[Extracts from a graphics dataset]
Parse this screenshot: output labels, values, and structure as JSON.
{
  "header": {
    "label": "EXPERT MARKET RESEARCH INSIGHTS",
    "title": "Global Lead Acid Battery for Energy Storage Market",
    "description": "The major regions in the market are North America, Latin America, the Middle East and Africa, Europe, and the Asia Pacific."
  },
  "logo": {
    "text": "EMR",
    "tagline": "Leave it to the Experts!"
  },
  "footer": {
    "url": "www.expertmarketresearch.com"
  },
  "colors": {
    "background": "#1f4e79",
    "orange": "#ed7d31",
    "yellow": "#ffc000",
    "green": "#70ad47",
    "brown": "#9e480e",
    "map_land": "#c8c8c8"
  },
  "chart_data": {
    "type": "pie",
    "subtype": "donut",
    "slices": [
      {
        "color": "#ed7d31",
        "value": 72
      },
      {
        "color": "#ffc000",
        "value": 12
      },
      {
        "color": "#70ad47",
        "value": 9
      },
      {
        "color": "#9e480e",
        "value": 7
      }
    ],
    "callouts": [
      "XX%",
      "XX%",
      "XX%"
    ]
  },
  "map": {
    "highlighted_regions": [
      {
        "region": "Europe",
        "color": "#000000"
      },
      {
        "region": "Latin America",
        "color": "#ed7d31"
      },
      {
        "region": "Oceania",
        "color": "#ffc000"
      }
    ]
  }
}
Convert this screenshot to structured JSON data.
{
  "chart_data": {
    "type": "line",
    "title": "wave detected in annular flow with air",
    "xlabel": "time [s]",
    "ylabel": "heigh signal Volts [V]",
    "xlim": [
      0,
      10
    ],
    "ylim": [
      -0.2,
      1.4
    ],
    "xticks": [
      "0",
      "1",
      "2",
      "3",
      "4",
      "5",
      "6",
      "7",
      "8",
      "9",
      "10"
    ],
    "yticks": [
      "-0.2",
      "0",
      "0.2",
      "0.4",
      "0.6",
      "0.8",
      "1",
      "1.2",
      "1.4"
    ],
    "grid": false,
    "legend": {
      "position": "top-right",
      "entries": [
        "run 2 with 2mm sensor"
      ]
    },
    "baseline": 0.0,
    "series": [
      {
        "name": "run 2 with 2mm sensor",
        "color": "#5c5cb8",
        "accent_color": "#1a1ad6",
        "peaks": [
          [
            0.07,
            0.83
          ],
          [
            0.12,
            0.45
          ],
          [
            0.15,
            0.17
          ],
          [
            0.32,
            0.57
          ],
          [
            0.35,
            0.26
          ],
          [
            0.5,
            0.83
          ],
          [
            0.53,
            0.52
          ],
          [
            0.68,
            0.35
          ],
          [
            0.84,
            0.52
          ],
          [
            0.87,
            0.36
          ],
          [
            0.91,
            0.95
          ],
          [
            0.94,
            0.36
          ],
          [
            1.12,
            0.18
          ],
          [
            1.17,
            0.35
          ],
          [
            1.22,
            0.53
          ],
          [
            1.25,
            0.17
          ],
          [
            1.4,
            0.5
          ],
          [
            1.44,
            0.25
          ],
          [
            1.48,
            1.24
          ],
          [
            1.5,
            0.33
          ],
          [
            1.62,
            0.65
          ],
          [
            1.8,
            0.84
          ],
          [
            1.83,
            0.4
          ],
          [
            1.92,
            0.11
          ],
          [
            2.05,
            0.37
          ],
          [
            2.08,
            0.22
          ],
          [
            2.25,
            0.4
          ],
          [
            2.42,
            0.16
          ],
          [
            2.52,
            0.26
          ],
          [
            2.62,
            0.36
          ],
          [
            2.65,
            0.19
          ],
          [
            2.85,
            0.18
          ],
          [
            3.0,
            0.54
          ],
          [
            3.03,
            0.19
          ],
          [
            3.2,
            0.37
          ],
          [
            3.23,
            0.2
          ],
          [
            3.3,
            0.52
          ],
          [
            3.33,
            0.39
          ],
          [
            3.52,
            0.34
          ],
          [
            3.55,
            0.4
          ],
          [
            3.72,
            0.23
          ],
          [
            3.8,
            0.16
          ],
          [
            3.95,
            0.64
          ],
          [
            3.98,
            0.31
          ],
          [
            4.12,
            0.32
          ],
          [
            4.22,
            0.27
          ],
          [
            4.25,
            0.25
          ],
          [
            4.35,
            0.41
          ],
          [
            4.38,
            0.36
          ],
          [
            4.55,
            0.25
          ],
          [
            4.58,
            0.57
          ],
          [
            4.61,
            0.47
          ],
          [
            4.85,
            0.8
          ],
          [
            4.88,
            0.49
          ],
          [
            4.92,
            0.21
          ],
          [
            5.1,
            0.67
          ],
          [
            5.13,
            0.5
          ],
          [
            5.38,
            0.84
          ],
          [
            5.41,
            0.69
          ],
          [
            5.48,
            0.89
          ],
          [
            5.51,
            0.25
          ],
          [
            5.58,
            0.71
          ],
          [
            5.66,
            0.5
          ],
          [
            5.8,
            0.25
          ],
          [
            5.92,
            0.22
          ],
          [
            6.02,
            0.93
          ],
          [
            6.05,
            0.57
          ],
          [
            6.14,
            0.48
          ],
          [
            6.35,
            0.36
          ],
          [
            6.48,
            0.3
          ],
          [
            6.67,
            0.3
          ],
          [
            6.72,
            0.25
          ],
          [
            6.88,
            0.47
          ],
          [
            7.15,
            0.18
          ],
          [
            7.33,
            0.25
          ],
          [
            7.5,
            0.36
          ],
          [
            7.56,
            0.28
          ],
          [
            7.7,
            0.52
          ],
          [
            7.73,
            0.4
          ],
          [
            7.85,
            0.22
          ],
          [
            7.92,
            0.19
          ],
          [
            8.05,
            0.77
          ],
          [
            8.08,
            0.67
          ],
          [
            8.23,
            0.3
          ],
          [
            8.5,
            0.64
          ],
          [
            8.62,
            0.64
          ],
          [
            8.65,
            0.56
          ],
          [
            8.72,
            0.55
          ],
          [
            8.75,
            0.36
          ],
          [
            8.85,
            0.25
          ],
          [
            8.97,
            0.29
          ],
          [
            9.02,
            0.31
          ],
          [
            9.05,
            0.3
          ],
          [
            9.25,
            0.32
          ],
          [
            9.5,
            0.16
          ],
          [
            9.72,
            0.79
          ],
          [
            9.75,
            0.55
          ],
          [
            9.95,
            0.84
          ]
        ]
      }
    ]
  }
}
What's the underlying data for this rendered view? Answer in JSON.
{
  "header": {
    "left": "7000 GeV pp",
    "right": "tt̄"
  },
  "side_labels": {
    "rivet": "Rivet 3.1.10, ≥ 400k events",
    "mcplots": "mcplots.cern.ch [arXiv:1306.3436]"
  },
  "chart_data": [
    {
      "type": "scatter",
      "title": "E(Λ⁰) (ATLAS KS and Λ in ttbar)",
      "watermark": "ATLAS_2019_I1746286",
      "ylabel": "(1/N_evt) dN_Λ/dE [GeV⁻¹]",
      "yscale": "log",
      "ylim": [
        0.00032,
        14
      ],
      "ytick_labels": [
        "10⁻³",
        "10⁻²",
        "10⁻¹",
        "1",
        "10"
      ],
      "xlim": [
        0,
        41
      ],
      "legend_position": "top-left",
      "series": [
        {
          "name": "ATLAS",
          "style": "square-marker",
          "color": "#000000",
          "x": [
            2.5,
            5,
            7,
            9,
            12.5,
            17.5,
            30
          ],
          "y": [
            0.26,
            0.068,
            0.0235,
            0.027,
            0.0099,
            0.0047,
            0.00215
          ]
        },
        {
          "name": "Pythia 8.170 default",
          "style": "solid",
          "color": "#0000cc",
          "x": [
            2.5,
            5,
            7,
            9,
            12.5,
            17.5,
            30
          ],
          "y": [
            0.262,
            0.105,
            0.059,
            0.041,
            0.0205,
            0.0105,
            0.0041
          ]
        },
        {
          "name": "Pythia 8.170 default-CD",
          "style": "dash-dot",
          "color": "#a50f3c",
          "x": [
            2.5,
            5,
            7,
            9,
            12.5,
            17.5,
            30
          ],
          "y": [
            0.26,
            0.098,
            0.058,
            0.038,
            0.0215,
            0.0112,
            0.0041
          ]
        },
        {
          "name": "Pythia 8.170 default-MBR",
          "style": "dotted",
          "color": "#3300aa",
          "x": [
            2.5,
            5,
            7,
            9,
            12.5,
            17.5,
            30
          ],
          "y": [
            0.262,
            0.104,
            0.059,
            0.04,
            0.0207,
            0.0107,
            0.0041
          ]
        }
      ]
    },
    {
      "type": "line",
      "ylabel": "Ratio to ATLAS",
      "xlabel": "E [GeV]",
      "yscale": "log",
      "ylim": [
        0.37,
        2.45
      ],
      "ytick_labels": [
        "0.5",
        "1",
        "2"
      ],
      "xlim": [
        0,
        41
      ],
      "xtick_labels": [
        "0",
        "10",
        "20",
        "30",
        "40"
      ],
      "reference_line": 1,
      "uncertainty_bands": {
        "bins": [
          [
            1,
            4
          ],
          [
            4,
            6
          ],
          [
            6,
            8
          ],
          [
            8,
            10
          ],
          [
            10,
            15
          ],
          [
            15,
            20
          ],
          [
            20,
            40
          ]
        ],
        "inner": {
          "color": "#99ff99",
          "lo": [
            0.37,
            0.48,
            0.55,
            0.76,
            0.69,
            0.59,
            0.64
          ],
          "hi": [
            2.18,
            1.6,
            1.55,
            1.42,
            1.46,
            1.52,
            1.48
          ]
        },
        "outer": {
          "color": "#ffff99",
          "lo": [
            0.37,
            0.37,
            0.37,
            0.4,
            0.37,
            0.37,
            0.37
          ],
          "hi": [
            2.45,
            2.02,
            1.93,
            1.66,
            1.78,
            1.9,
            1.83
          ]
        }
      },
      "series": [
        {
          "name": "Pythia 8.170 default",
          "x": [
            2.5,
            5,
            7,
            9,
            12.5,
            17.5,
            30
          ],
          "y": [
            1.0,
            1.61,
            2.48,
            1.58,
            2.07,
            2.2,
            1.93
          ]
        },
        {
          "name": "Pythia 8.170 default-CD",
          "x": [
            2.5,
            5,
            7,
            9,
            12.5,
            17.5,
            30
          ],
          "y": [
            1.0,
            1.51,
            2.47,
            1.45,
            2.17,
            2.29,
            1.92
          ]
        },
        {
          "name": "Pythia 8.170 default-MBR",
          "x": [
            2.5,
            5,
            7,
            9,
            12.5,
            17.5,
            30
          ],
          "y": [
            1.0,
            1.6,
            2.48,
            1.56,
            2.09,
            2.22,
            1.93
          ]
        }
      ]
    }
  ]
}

• Exercise requirements
Lines of the material that contain the word "title" are to be gathered.

• Answer in full
    "title": "Global Lead Acid Battery for Energy Storage Market",
    "title": "wave detected in annular flow with air",
      "title": "E(Λ⁰) (ATLAS KS and Λ in ttbar)",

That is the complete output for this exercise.